** start Records for this task **

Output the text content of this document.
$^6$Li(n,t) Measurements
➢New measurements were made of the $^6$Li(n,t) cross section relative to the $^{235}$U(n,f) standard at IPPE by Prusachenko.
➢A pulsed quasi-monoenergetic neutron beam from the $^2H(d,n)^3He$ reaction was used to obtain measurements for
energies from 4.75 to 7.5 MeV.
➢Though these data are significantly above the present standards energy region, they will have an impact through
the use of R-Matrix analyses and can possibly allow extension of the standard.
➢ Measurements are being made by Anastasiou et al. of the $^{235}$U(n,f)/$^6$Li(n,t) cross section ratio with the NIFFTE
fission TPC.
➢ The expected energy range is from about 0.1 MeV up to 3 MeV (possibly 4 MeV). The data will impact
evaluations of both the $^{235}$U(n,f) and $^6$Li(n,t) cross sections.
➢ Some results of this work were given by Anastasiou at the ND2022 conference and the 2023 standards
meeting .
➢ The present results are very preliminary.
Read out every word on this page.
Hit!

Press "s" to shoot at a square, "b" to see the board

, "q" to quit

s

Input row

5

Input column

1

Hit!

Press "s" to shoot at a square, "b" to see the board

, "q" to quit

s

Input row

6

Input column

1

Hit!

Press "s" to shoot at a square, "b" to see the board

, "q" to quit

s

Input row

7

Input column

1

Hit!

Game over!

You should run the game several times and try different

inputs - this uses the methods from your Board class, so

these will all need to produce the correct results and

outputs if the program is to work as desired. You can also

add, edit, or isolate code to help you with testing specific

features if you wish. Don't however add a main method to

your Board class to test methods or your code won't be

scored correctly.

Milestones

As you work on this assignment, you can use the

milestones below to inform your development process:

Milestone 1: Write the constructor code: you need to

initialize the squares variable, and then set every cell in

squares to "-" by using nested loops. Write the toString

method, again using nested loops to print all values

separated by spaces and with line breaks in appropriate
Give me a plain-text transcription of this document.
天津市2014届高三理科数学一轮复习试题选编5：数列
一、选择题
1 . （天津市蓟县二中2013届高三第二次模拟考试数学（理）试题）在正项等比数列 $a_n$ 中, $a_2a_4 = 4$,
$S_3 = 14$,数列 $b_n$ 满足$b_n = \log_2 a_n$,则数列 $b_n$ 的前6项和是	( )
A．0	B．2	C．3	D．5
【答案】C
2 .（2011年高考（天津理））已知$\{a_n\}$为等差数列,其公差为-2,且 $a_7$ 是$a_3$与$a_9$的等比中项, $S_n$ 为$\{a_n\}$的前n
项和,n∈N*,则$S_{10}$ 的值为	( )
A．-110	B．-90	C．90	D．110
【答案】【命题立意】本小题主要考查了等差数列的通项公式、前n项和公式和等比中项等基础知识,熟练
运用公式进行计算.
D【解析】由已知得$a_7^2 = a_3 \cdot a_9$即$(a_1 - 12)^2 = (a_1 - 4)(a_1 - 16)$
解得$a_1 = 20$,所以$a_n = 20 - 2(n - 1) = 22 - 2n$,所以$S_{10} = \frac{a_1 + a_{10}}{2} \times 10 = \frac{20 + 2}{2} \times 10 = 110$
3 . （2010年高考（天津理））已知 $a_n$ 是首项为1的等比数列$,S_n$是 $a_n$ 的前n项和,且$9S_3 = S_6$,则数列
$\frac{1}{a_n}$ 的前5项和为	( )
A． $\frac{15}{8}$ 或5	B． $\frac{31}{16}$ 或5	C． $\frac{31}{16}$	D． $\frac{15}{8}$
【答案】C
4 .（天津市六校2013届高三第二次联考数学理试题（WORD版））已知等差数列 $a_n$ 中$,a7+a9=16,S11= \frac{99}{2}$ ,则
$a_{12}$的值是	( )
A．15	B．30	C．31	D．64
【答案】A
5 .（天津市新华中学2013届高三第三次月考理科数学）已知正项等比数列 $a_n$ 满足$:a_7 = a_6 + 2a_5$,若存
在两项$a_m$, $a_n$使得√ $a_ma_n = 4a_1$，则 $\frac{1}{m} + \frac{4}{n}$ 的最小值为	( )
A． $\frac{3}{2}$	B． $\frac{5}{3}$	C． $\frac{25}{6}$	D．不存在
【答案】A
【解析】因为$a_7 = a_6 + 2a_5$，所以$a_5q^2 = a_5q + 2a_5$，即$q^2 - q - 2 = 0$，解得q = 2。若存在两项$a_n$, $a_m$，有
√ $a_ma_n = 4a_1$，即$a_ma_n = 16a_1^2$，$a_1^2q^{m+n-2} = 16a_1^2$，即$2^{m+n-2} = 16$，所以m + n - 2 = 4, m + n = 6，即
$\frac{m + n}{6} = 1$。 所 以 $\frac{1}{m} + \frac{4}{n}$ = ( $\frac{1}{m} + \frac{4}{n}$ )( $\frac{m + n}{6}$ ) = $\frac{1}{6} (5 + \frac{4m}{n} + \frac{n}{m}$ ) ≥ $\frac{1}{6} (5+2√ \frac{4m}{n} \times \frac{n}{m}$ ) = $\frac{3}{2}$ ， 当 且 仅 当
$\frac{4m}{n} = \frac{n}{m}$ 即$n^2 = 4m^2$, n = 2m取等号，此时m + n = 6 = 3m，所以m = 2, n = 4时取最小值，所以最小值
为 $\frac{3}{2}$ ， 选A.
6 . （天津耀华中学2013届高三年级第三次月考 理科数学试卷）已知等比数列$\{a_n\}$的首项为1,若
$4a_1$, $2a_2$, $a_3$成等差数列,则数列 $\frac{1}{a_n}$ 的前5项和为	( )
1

** end Records for this task **

Job →
Take each line containing the string "text" and copy it out.

Result →
Output the text content of this document.
Give me a plain-text transcription of this document.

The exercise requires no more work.